BEGIN DATA RECORDS
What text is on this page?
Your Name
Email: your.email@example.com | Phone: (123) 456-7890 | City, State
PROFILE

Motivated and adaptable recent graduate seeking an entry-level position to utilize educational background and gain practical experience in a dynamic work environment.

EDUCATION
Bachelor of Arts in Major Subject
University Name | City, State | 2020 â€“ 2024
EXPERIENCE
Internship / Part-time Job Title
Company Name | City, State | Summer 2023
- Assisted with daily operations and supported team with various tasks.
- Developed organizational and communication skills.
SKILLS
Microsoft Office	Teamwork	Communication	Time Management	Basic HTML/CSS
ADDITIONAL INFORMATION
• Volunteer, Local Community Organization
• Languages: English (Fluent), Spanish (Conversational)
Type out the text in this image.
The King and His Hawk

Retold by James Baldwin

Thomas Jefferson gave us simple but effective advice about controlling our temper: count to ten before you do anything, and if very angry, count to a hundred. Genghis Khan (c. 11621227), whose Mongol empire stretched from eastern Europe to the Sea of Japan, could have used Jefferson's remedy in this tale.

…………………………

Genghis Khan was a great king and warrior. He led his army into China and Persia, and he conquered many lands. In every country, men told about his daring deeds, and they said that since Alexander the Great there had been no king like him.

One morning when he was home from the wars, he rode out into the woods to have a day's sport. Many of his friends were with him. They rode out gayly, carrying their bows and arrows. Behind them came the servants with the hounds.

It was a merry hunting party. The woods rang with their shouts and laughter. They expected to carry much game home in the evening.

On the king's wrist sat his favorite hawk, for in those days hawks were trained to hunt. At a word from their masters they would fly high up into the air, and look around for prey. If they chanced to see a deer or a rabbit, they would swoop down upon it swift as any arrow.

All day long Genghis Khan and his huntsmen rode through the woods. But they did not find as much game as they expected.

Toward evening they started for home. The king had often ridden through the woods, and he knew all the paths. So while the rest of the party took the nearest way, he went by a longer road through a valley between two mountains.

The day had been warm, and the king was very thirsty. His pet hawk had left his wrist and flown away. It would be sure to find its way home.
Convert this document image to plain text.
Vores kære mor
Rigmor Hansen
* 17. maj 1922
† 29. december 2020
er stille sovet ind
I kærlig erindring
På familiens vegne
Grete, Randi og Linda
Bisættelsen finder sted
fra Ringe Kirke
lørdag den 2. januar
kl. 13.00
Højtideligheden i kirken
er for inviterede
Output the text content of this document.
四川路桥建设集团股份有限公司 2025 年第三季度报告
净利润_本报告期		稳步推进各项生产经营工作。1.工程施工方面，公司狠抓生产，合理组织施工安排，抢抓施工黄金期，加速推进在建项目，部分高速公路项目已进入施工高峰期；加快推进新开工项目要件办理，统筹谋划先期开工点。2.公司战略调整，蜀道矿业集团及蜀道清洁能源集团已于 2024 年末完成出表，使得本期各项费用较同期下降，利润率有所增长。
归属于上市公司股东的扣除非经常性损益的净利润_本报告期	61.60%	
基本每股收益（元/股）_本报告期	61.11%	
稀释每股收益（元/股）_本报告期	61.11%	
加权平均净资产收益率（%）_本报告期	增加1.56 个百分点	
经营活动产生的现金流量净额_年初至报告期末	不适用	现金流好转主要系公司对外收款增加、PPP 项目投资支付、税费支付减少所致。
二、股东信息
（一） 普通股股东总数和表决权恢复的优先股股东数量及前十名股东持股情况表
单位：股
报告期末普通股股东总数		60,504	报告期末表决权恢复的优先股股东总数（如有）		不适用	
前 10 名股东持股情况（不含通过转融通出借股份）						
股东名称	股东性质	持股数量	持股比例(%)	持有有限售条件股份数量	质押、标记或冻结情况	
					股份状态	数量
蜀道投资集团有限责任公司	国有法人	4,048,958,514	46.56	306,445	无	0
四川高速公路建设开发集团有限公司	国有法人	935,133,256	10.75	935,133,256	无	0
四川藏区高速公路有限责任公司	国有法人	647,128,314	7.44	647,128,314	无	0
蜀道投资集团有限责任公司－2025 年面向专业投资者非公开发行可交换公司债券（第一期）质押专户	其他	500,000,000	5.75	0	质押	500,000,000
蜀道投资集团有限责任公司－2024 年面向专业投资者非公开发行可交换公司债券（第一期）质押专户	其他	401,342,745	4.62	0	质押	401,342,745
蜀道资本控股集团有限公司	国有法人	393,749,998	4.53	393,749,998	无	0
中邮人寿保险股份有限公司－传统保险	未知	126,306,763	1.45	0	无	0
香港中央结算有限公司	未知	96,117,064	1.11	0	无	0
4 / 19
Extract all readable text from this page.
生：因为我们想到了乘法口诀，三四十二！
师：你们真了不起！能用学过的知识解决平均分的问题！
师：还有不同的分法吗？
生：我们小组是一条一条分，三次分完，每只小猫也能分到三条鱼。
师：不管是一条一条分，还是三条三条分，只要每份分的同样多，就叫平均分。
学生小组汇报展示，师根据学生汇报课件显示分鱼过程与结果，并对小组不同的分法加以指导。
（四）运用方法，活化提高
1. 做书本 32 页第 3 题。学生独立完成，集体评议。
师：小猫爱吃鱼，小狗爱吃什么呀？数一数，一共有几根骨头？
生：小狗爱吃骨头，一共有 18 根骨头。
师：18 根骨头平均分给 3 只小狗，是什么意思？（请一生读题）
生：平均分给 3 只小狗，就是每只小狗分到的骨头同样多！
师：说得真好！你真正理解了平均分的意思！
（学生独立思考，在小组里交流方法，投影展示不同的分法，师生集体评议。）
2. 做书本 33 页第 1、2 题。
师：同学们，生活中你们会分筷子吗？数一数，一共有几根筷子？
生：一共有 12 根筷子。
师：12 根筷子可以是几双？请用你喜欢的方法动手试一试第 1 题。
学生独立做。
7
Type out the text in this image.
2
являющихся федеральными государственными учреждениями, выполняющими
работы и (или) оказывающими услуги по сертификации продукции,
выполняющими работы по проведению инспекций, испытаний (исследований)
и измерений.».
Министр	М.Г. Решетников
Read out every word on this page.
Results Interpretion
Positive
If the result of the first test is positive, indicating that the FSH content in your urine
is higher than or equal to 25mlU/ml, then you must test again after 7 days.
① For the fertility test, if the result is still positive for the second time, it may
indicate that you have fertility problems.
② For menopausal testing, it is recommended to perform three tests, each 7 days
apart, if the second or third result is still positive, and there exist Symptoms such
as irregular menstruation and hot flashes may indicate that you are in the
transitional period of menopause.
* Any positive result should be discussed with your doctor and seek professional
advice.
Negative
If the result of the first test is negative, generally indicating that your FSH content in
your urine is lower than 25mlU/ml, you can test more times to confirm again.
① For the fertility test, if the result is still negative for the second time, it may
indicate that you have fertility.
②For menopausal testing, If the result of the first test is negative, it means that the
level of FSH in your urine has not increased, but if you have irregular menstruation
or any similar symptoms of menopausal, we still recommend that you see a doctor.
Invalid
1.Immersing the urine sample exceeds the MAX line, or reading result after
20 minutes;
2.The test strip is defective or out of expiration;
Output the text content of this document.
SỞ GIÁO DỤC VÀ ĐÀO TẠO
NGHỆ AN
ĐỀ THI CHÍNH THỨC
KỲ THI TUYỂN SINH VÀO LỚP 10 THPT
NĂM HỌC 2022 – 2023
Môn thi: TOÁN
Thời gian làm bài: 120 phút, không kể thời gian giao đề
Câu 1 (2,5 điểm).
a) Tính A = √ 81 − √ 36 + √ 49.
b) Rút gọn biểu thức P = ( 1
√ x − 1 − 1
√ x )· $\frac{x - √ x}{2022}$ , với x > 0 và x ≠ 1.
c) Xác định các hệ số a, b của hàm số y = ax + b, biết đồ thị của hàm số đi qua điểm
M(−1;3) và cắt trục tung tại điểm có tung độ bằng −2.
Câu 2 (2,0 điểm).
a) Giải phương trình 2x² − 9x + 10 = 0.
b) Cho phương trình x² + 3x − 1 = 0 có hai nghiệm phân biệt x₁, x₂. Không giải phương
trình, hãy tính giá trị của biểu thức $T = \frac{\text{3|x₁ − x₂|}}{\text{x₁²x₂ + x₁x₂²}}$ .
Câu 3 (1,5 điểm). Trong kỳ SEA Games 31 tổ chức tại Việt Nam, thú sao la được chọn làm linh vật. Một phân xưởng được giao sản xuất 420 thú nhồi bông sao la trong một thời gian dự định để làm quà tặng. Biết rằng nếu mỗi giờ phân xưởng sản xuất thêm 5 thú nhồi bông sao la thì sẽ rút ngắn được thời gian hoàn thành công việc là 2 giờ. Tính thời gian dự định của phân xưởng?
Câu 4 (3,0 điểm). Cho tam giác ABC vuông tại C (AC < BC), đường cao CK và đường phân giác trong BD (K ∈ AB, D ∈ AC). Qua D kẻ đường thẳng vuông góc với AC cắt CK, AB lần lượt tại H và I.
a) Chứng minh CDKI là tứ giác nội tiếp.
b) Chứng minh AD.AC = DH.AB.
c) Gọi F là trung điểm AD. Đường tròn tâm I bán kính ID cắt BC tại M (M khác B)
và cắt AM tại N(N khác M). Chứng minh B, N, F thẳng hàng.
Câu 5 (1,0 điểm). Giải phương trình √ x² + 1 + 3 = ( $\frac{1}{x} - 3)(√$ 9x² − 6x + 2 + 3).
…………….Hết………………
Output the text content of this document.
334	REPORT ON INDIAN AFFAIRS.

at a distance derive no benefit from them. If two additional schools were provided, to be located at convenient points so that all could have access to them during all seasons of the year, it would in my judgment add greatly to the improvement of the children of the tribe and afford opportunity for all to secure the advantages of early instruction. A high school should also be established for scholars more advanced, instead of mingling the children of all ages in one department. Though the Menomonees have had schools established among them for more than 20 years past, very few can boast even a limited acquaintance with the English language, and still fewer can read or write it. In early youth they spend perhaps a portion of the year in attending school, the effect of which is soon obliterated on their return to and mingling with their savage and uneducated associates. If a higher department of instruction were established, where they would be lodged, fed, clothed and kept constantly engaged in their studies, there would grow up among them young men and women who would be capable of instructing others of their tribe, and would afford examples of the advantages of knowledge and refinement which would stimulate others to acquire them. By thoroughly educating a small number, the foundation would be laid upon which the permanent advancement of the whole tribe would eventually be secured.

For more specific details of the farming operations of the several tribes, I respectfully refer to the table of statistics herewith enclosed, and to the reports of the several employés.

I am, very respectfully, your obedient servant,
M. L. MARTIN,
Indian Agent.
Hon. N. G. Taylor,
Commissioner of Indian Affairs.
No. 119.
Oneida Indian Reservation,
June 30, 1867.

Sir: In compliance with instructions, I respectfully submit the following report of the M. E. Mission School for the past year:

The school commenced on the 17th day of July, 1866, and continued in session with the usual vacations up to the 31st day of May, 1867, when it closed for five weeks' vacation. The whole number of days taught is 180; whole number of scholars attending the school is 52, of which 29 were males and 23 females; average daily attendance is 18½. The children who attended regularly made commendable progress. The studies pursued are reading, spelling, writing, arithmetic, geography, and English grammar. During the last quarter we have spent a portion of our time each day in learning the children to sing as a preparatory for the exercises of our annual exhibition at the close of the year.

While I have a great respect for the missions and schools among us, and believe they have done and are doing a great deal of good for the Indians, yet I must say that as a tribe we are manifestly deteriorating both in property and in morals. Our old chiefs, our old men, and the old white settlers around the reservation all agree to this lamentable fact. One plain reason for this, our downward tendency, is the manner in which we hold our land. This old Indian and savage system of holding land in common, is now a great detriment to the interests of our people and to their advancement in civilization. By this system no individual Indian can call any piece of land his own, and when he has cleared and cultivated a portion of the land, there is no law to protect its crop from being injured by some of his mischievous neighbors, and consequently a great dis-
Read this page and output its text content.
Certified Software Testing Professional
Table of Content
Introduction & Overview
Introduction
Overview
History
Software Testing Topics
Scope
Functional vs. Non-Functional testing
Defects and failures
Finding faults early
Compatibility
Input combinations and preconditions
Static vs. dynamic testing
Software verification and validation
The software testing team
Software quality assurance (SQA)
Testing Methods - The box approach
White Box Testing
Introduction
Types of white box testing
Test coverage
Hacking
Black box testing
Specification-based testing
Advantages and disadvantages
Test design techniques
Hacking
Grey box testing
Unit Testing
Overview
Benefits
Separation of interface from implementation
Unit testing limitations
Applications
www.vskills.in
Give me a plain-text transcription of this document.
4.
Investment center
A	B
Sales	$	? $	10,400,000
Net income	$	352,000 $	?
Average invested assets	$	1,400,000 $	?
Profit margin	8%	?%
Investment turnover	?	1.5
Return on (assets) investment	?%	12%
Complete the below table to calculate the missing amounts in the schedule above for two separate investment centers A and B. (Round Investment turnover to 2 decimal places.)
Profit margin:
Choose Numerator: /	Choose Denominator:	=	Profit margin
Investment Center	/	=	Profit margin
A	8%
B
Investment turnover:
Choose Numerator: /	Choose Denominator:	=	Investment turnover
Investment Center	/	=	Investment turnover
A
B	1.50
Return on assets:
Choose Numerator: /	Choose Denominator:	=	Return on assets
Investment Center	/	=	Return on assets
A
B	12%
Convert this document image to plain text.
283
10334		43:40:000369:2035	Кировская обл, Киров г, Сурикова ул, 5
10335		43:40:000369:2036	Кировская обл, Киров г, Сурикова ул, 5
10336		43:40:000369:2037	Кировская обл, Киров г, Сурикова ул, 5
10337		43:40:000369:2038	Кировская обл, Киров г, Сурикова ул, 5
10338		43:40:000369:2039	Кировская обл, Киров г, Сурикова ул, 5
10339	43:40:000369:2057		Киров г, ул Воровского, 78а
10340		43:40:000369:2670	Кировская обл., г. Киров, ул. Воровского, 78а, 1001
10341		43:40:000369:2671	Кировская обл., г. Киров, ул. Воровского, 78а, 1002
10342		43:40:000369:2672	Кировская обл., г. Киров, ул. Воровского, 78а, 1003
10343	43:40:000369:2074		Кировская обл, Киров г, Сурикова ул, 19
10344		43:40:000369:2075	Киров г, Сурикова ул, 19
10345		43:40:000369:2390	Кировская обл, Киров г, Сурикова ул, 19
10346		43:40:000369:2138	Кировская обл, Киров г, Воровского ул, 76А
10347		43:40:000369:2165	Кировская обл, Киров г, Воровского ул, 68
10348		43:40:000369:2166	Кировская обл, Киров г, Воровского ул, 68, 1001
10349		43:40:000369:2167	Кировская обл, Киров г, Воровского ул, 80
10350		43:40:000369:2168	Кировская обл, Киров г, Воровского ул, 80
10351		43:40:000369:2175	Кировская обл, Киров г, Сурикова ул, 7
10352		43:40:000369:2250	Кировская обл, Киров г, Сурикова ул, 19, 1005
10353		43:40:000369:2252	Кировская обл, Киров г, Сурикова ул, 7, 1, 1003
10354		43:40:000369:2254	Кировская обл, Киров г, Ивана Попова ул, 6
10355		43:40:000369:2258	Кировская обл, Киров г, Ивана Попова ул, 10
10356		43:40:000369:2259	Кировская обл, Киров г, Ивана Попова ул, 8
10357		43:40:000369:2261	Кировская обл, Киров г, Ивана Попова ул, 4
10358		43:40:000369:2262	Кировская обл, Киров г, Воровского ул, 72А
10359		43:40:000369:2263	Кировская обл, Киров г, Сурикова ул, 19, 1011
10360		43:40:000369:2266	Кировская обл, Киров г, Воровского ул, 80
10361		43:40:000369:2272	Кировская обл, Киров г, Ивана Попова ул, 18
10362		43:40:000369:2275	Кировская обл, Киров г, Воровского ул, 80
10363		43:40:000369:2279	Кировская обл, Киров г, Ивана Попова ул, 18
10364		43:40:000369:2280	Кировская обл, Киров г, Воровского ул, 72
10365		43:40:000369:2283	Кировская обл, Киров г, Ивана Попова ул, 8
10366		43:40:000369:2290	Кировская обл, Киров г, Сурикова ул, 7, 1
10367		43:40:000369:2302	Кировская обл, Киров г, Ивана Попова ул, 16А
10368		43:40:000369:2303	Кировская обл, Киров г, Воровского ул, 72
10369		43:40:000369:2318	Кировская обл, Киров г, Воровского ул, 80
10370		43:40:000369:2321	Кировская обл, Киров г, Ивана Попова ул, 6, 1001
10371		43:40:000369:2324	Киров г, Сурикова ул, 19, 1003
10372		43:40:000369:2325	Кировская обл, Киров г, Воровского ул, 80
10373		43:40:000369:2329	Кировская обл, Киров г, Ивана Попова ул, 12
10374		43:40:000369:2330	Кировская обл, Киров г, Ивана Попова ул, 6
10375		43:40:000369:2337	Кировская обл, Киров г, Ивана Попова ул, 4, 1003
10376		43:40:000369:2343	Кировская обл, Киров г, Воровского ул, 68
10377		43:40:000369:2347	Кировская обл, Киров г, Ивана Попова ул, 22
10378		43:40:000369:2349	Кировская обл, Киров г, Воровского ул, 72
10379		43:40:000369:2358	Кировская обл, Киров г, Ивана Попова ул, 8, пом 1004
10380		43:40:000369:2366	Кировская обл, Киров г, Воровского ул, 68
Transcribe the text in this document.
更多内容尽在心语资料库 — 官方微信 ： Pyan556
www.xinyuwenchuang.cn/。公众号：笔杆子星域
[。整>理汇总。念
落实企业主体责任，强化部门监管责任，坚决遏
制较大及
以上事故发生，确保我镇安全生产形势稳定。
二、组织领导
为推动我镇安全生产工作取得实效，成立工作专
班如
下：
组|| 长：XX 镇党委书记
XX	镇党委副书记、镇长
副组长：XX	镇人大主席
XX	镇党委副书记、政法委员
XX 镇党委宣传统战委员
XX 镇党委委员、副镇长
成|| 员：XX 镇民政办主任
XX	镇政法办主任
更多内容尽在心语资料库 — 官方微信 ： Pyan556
END DATA RECORDS
JOB ::
Where a line in the entries holds "phương", copy that line.

FULL RESPONSE ::
a) Giải phương trình 2x² − 9x + 10 = 0.
b) Cho phương trình x² + 3x − 1 = 0 có hai nghiệm phân biệt x₁, x₂. Không giải phương
Câu 5 (1,0 điểm). Giải phương trình √ x² + 1 + 3 = ( $\frac{1}{x} - 3)(√$ 9x² − 6x + 2 + 3).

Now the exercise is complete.